• Short task:
Reproduce every entry exactly, without alteration.

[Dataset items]
★ ★ ★ ★
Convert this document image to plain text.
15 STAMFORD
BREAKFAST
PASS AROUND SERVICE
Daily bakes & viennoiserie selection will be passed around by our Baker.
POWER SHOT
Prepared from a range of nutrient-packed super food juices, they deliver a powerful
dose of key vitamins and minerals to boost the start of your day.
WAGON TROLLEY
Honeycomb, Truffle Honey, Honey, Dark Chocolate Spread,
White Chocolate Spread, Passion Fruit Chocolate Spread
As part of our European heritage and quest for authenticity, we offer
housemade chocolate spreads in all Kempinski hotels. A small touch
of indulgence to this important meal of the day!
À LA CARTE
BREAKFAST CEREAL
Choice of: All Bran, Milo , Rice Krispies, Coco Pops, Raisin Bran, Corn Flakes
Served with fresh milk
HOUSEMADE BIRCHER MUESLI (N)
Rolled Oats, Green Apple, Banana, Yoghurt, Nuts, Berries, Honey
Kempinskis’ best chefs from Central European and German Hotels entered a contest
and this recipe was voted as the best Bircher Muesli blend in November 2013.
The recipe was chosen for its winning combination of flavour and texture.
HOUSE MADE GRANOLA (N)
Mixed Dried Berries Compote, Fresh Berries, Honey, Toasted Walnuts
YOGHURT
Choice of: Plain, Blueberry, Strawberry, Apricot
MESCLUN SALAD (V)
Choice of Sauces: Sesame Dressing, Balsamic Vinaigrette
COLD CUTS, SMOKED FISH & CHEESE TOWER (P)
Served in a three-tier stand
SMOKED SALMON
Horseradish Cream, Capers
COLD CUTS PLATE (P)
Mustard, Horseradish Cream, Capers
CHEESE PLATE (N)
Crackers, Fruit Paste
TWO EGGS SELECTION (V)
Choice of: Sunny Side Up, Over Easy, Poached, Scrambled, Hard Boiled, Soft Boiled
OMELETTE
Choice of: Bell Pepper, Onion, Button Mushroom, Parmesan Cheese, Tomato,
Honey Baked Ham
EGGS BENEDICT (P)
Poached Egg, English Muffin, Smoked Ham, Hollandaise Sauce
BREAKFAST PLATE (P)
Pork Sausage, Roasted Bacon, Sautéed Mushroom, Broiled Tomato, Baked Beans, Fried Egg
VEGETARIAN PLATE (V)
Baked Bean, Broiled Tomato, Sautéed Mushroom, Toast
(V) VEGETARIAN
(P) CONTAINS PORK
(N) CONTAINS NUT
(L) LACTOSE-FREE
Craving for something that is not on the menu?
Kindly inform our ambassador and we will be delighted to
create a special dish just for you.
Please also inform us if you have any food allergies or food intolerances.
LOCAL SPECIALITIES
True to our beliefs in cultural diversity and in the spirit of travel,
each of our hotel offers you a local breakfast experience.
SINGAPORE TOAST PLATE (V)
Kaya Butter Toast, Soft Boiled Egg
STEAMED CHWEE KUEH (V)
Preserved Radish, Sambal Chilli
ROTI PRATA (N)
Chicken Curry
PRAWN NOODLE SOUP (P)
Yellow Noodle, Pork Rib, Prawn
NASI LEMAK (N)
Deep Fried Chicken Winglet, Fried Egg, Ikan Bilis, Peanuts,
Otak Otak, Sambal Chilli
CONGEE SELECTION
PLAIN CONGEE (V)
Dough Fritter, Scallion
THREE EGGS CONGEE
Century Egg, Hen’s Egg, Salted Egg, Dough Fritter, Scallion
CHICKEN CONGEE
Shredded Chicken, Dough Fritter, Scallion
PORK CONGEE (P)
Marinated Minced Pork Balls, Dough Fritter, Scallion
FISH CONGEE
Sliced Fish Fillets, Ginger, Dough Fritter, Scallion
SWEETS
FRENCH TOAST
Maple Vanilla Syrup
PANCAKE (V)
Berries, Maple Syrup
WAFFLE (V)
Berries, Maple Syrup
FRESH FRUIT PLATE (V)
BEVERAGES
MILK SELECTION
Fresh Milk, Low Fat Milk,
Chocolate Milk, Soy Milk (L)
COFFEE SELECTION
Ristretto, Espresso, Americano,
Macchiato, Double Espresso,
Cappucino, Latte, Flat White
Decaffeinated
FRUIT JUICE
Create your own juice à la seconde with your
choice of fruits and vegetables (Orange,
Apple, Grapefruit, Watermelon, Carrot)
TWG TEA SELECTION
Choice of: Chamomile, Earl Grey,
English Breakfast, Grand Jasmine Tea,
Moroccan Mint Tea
★ ★ ★ ★
• Output of the task:
Convert this document image to plain text.
15 STAMFORD
BREAKFAST
PASS AROUND SERVICE
Daily bakes & viennoiserie selection will be passed around by our Baker.
POWER SHOT
Prepared from a range of nutrient-packed super food juices, they deliver a powerful
dose of key vitamins and minerals to boost the start of your day.
WAGON TROLLEY
Honeycomb, Truffle Honey, Honey, Dark Chocolate Spread,
White Chocolate Spread, Passion Fruit Chocolate Spread
As part of our European heritage and quest for authenticity, we offer
housemade chocolate spreads in all Kempinski hotels. A small touch
of indulgence to this important meal of the day!
À LA CARTE
BREAKFAST CEREAL
Choice of: All Bran, Milo , Rice Krispies, Coco Pops, Raisin Bran, Corn Flakes
Served with fresh milk
HOUSEMADE BIRCHER MUESLI (N)
Rolled Oats, Green Apple, Banana, Yoghurt, Nuts, Berries, Honey
Kempinskis’ best chefs from Central European and German Hotels entered a contest
and this recipe was voted as the best Bircher Muesli blend in November 2013.
The recipe was chosen for its winning combination of flavour and texture.
HOUSE MADE GRANOLA (N)
Mixed Dried Berries Compote, Fresh Berries, Honey, Toasted Walnuts
YOGHURT
Choice of: Plain, Blueberry, Strawberry, Apricot
MESCLUN SALAD (V)
Choice of Sauces: Sesame Dressing, Balsamic Vinaigrette
COLD CUTS, SMOKED FISH & CHEESE TOWER (P)
Served in a three-tier stand
SMOKED SALMON
Horseradish Cream, Capers
COLD CUTS PLATE (P)
Mustard, Horseradish Cream, Capers
CHEESE PLATE (N)
Crackers, Fruit Paste
TWO EGGS SELECTION (V)
Choice of: Sunny Side Up, Over Easy, Poached, Scrambled, Hard Boiled, Soft Boiled
OMELETTE
Choice of: Bell Pepper, Onion, Button Mushroom, Parmesan Cheese, Tomato,
Honey Baked Ham
EGGS BENEDICT (P)
Poached Egg, English Muffin, Smoked Ham, Hollandaise Sauce
BREAKFAST PLATE (P)
Pork Sausage, Roasted Bacon, Sautéed Mushroom, Broiled Tomato, Baked Beans, Fried Egg
VEGETARIAN PLATE (V)
Baked Bean, Broiled Tomato, Sautéed Mushroom, Toast
(V) VEGETARIAN
(P) CONTAINS PORK
(N) CONTAINS NUT
(L) LACTOSE-FREE
Craving for something that is not on the menu?
Kindly inform our ambassador and we will be delighted to
create a special dish just for you.
Please also inform us if you have any food allergies or food intolerances.
LOCAL SPECIALITIES
True to our beliefs in cultural diversity and in the spirit of travel,
each of our hotel offers you a local breakfast experience.
SINGAPORE TOAST PLATE (V)
Kaya Butter Toast, Soft Boiled Egg
STEAMED CHWEE KUEH (V)
Preserved Radish, Sambal Chilli
ROTI PRATA (N)
Chicken Curry
PRAWN NOODLE SOUP (P)
Yellow Noodle, Pork Rib, Prawn
NASI LEMAK (N)
Deep Fried Chicken Winglet, Fried Egg, Ikan Bilis, Peanuts,
Otak Otak, Sambal Chilli
CONGEE SELECTION
PLAIN CONGEE (V)
Dough Fritter, Scallion
THREE EGGS CONGEE
Century Egg, Hen’s Egg, Salted Egg, Dough Fritter, Scallion
CHICKEN CONGEE
Shredded Chicken, Dough Fritter, Scallion
PORK CONGEE (P)
Marinated Minced Pork Balls, Dough Fritter, Scallion
FISH CONGEE
Sliced Fish Fillets, Ginger, Dough Fritter, Scallion
SWEETS
FRENCH TOAST
Maple Vanilla Syrup
PANCAKE (V)
Berries, Maple Syrup
WAFFLE (V)
Berries, Maple Syrup
FRESH FRUIT PLATE (V)
BEVERAGES
MILK SELECTION
Fresh Milk, Low Fat Milk,
Chocolate Milk, Soy Milk (L)
COFFEE SELECTION
Ristretto, Espresso, Americano,
Macchiato, Double Espresso,
Cappucino, Latte, Flat White
Decaffeinated
FRUIT JUICE
Create your own juice à la seconde with your
choice of fruits and vegetables (Orange,
Apple, Grapefruit, Watermelon, Carrot)
TWG TEA SELECTION
Choice of: Chamomile, Earl Grey,
English Breakfast, Grand Jasmine Tea,
Moroccan Mint Tea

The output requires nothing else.